[Entries from a dataset]
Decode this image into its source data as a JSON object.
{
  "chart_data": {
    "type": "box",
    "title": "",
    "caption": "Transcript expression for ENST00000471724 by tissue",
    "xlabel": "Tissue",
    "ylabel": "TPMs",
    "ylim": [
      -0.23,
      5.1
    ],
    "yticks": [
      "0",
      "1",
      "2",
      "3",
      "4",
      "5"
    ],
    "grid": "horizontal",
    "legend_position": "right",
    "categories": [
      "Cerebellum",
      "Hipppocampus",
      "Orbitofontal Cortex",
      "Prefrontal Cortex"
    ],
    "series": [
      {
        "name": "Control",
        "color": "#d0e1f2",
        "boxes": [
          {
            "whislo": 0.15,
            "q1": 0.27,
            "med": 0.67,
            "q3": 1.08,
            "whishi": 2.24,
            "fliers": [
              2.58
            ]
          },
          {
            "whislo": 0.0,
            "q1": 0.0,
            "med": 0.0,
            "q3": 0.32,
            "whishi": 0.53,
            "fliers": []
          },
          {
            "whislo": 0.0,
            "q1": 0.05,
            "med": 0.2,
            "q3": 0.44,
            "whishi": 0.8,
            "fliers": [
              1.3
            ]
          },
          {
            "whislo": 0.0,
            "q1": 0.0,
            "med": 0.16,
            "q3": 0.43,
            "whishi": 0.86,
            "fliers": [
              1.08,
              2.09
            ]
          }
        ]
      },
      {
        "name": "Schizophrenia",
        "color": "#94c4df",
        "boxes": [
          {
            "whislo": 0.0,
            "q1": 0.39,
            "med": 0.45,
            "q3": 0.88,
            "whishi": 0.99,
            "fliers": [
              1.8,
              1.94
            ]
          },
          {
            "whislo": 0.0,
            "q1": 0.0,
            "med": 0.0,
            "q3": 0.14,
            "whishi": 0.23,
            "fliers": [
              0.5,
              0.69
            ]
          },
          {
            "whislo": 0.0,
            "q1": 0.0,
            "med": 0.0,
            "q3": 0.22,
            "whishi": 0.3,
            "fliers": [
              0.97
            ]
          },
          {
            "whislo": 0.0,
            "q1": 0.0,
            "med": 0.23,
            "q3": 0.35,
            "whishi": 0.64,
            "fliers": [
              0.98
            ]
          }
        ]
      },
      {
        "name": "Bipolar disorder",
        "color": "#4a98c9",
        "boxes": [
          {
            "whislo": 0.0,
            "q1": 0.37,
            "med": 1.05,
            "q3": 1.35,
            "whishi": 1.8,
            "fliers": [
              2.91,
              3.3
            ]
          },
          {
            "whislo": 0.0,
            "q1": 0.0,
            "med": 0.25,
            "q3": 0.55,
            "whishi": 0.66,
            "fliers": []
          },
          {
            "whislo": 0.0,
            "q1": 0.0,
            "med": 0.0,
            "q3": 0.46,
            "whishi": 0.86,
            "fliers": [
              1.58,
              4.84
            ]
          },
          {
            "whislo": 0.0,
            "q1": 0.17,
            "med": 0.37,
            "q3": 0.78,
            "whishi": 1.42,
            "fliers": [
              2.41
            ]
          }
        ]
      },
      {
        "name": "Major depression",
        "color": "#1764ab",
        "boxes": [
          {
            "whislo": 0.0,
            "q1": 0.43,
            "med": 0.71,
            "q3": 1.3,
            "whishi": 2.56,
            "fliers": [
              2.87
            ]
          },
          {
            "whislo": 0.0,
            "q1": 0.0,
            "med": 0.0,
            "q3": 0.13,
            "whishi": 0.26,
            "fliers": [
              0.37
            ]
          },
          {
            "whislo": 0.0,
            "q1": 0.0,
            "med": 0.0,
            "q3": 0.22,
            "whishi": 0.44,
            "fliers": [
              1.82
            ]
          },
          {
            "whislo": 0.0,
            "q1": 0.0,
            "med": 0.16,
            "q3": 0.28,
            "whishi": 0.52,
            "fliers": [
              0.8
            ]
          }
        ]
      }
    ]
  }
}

→ TASK BRIEF:
Take the data above and return it exactly.

→ FULL OUTPUT:
Decode this image into its source data as a JSON object.
{
  "chart_data": {
    "type": "box",
    "title": "",
    "caption": "Transcript expression for ENST00000471724 by tissue",
    "xlabel": "Tissue",
    "ylabel": "TPMs",
    "ylim": [
      -0.23,
      5.1
    ],
    "yticks": [
      "0",
      "1",
      "2",
      "3",
      "4",
      "5"
    ],
    "grid": "horizontal",
    "legend_position": "right",
    "categories": [
      "Cerebellum",
      "Hipppocampus",
      "Orbitofontal Cortex",
      "Prefrontal Cortex"
    ],
    "series": [
      {
        "name": "Control",
        "color": "#d0e1f2",
        "boxes": [
          {
            "whislo": 0.15,
            "q1": 0.27,
            "med": 0.67,
            "q3": 1.08,
            "whishi": 2.24,
            "fliers": [
              2.58
            ]
          },
          {
            "whislo": 0.0,
            "q1": 0.0,
            "med": 0.0,
            "q3": 0.32,
            "whishi": 0.53,
            "fliers": []
          },
          {
            "whislo": 0.0,
            "q1": 0.05,
            "med": 0.2,
            "q3": 0.44,
            "whishi": 0.8,
            "fliers": [
              1.3
            ]
          },
          {
            "whislo": 0.0,
            "q1": 0.0,
            "med": 0.16,
            "q3": 0.43,
            "whishi": 0.86,
            "fliers": [
              1.08,
              2.09
            ]
          }
        ]
      },
      {
        "name": "Schizophrenia",
        "color": "#94c4df",
        "boxes": [
          {
            "whislo": 0.0,
            "q1": 0.39,
            "med": 0.45,
            "q3": 0.88,
            "whishi": 0.99,
            "fliers": [
              1.8,
              1.94
            ]
          },
          {
            "whislo": 0.0,
            "q1": 0.0,
            "med": 0.0,
            "q3": 0.14,
            "whishi": 0.23,
            "fliers": [
              0.5,
              0.69
            ]
          },
          {
            "whislo": 0.0,
            "q1": 0.0,
            "med": 0.0,
            "q3": 0.22,
            "whishi": 0.3,
            "fliers": [
              0.97
            ]
          },
          {
            "whislo": 0.0,
            "q1": 0.0,
            "med": 0.23,
            "q3": 0.35,
            "whishi": 0.64,
            "fliers": [
              0.98
            ]
          }
        ]
      },
      {
        "name": "Bipolar disorder",
        "color": "#4a98c9",
        "boxes": [
          {
            "whislo": 0.0,
            "q1": 0.37,
            "med": 1.05,
            "q3": 1.35,
            "whishi": 1.8,
            "fliers": [
              2.91,
              3.3
            ]
          },
          {
            "whislo": 0.0,
            "q1": 0.0,
            "med": 0.25,
            "q3": 0.55,
            "whishi": 0.66,
            "fliers": []
          },
          {
            "whislo": 0.0,
            "q1": 0.0,
            "med": 0.0,
            "q3": 0.46,
            "whishi": 0.86,
            "fliers": [
              1.58,
              4.84
            ]
          },
          {
            "whislo": 0.0,
            "q1": 0.17,
            "med": 0.37,
            "q3": 0.78,
            "whishi": 1.42,
            "fliers": [
              2.41
            ]
          }
        ]
      },
      {
        "name": "Major depression",
        "color": "#1764ab",
        "boxes": [
          {
            "whislo": 0.0,
            "q1": 0.43,
            "med": 0.71,
            "q3": 1.3,
            "whishi": 2.56,
            "fliers": [
              2.87
            ]
          },
          {
            "whislo": 0.0,
            "q1": 0.0,
            "med": 0.0,
            "q3": 0.13,
            "whishi": 0.26,
            "fliers": [
              0.37
            ]
          },
          {
            "whislo": 0.0,
            "q1": 0.0,
            "med": 0.0,
            "q3": 0.22,
            "whishi": 0.44,
            "fliers": [
              1.82
            ]
          },
          {
            "whislo": 0.0,
            "q1": 0.0,
            "med": 0.16,
            "q3": 0.28,
            "whishi": 0.52,
            "fliers": [
              0.8
            ]
          }
        ]
      }
    ]
  }
}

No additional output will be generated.